[Figure content listings]
--- --- ---
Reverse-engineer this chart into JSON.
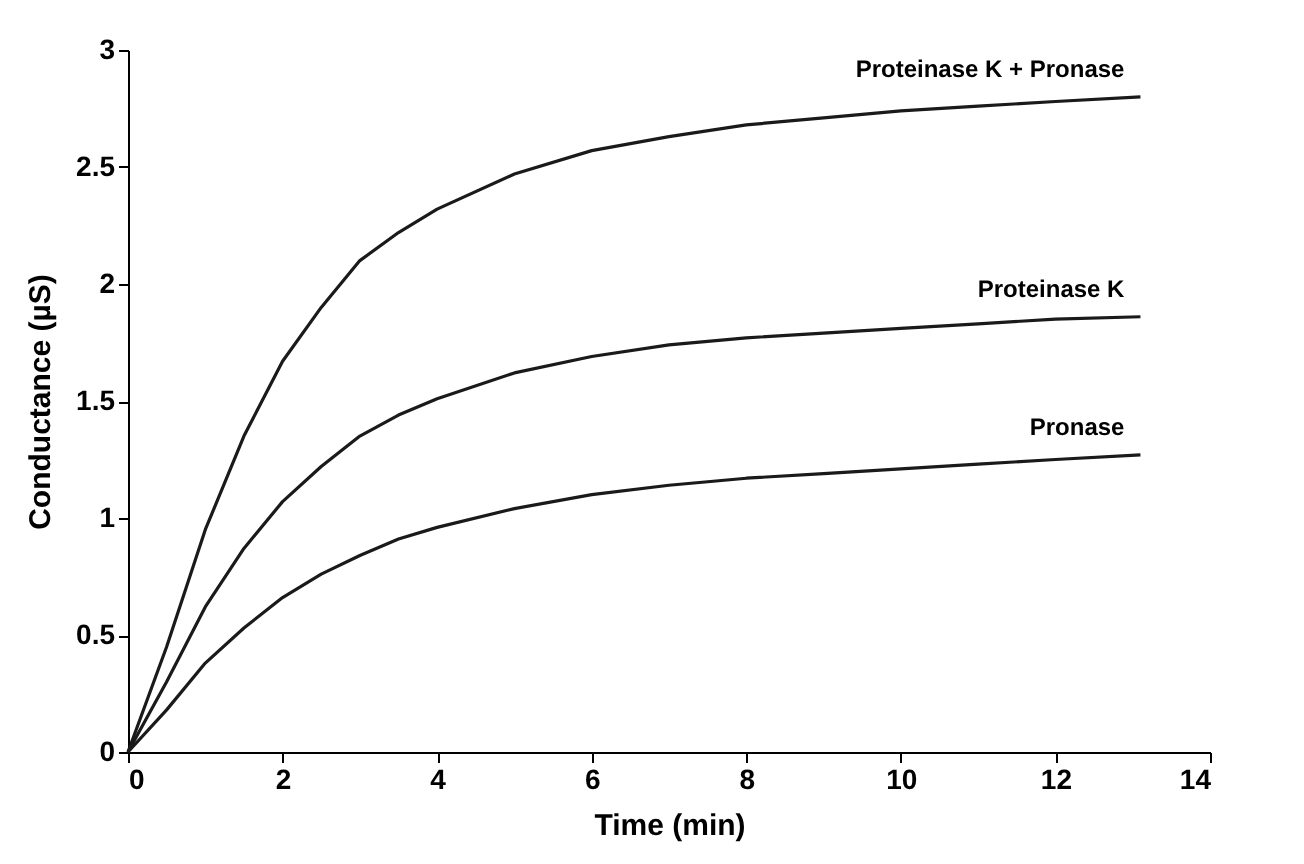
{
  "chart_data": {
    "type": "line",
    "xlabel": "Time (min)",
    "ylabel": "Conductance (µS)",
    "xlim": [
      0,
      14
    ],
    "xticks": [
      0,
      2,
      4,
      6,
      8,
      10,
      12,
      14
    ],
    "ylim": [
      0,
      3
    ],
    "yticks": [
      0,
      0.5,
      1,
      1.5,
      2,
      2.5,
      3
    ],
    "grid": false,
    "legend": false,
    "x": [
      0,
      0.5,
      1,
      1.5,
      2,
      2.5,
      3,
      3.5,
      4,
      5,
      6,
      7,
      8,
      9,
      10,
      11,
      12,
      13.1
    ],
    "series": [
      {
        "name": "Proteinase K + Pronase",
        "color": "#1a1a1a",
        "values": [
          0,
          0.45,
          0.95,
          1.35,
          1.67,
          1.9,
          2.1,
          2.22,
          2.32,
          2.47,
          2.57,
          2.63,
          2.68,
          2.71,
          2.74,
          2.76,
          2.78,
          2.8
        ]
      },
      {
        "name": "Proteinase K",
        "color": "#1a1a1a",
        "values": [
          0,
          0.3,
          0.62,
          0.87,
          1.07,
          1.22,
          1.35,
          1.44,
          1.51,
          1.62,
          1.69,
          1.74,
          1.77,
          1.79,
          1.81,
          1.83,
          1.85,
          1.86
        ]
      },
      {
        "name": "Pronase",
        "color": "#1a1a1a",
        "values": [
          0,
          0.18,
          0.38,
          0.53,
          0.66,
          0.76,
          0.84,
          0.91,
          0.96,
          1.04,
          1.1,
          1.14,
          1.17,
          1.19,
          1.21,
          1.23,
          1.25,
          1.27
        ]
      }
    ]
  }
}
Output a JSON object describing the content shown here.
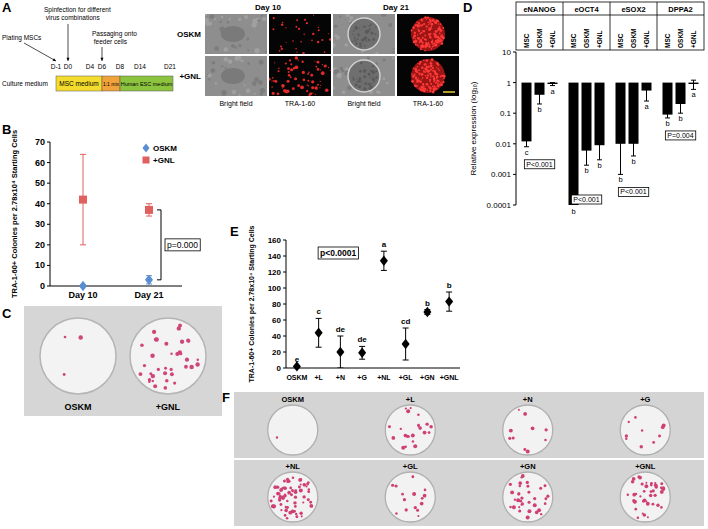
{
  "panel_labels": [
    "A",
    "B",
    "C",
    "D",
    "E",
    "F"
  ],
  "panel_a": {
    "timeline": {
      "row_label": "Culture medium",
      "days": [
        "D-1",
        "D0",
        "D4",
        "D6",
        "D8",
        "D14",
        "D21"
      ],
      "events": [
        "Plating MSCs",
        "Spinfection for different virus combinations",
        "Passaging onto feeder cells"
      ],
      "media": [
        "MSC medium",
        "1:1 mix",
        "Human ESC medium"
      ]
    },
    "images": {
      "columns": [
        "Day 10",
        "Day 21"
      ],
      "rows": [
        "OSKM",
        "+GNL"
      ],
      "captions": [
        "Bright field",
        "TRA-1-60"
      ]
    }
  },
  "panel_c": {
    "labels": [
      "OSKM",
      "+GNL"
    ]
  },
  "panel_f": {
    "labels": [
      "OSKM",
      "+L",
      "+N",
      "+G",
      "+NL",
      "+GL",
      "+GN",
      "+GNL"
    ]
  },
  "chart_data": [
    {
      "type": "scatter",
      "categories": [
        "Day 10",
        "Day 21"
      ],
      "ylabel": "TRA-1-60+ Colonies per 2.78x10⁴ Starting Cells",
      "ylim": [
        0,
        70
      ],
      "yticks": [
        0,
        10,
        20,
        30,
        40,
        50,
        60,
        70
      ],
      "legend": "upper right",
      "series": [
        {
          "name": "OSKM",
          "color": "#5a8ed0",
          "marker": "diamond",
          "values": [
            0,
            3
          ],
          "errors": [
            0.5,
            2
          ]
        },
        {
          "name": "+GNL",
          "color": "#e0605e",
          "marker": "square",
          "values": [
            42,
            37
          ],
          "errors": [
            22,
            3
          ]
        }
      ],
      "annotations": [
        "p=0.000"
      ]
    },
    {
      "type": "bar",
      "log": "y",
      "categories": [
        "eNANOG",
        "eOCT4",
        "eSOX2",
        "DPPA2"
      ],
      "ylabel": "Relative expression (log₁₀)",
      "ylim": [
        0.0001,
        10
      ],
      "yticks": [
        0.0001,
        0.001,
        0.01,
        0.1,
        1,
        10
      ],
      "series": [
        {
          "name": "MSC",
          "color": "#000000",
          "values": [
            0.012,
            0.0001,
            0.01,
            0.09
          ],
          "errors": [
            0.004,
            9e-05,
            0.009,
            0.02
          ],
          "letters": [
            "c",
            "b",
            "b",
            "b"
          ]
        },
        {
          "name": "OSKM",
          "color": "#000000",
          "values": [
            0.4,
            0.006,
            0.01,
            0.2
          ],
          "errors": [
            0.2,
            0.004,
            0.006,
            0.1
          ],
          "letters": [
            "b",
            "b",
            "b",
            "b"
          ]
        },
        {
          "name": "+GNL",
          "color": "#000000",
          "values": [
            0.9,
            0.009,
            0.55,
            0.9
          ],
          "errors": [
            0.1,
            0.006,
            0.3,
            0.3
          ],
          "letters": [
            "a",
            "b",
            "a",
            "a"
          ]
        }
      ],
      "annotations": [
        "P<0.001",
        "P<0.001",
        "P<0.001",
        "P=0.004"
      ]
    },
    {
      "type": "scatter",
      "categories": [
        "OSKM",
        "+L",
        "+N",
        "+G",
        "+NL",
        "+GL",
        "+GN",
        "+GNL"
      ],
      "ylabel": "TRA-1-60+ Colonies per 2.78x10⁴ Starting Cells",
      "ylim": [
        0,
        160
      ],
      "yticks": [
        0,
        20,
        40,
        60,
        80,
        100,
        120,
        140,
        160
      ],
      "color": "#000000",
      "marker": "diamond",
      "values": [
        2,
        44,
        20,
        19,
        134,
        30,
        70,
        83
      ],
      "errors": [
        1,
        18,
        20,
        8,
        12,
        20,
        3,
        12
      ],
      "letters": [
        "e",
        "c",
        "de",
        "de",
        "a",
        "cd",
        "b",
        "b"
      ],
      "annotations": [
        "p<0.0001"
      ]
    }
  ]
}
--- --- ---
Description of the task >> Find and copy each line of the data where "marker" is present.

Finished task >>
          "marker": "diamond",
          "marker": "square",
      "marker": "diamond",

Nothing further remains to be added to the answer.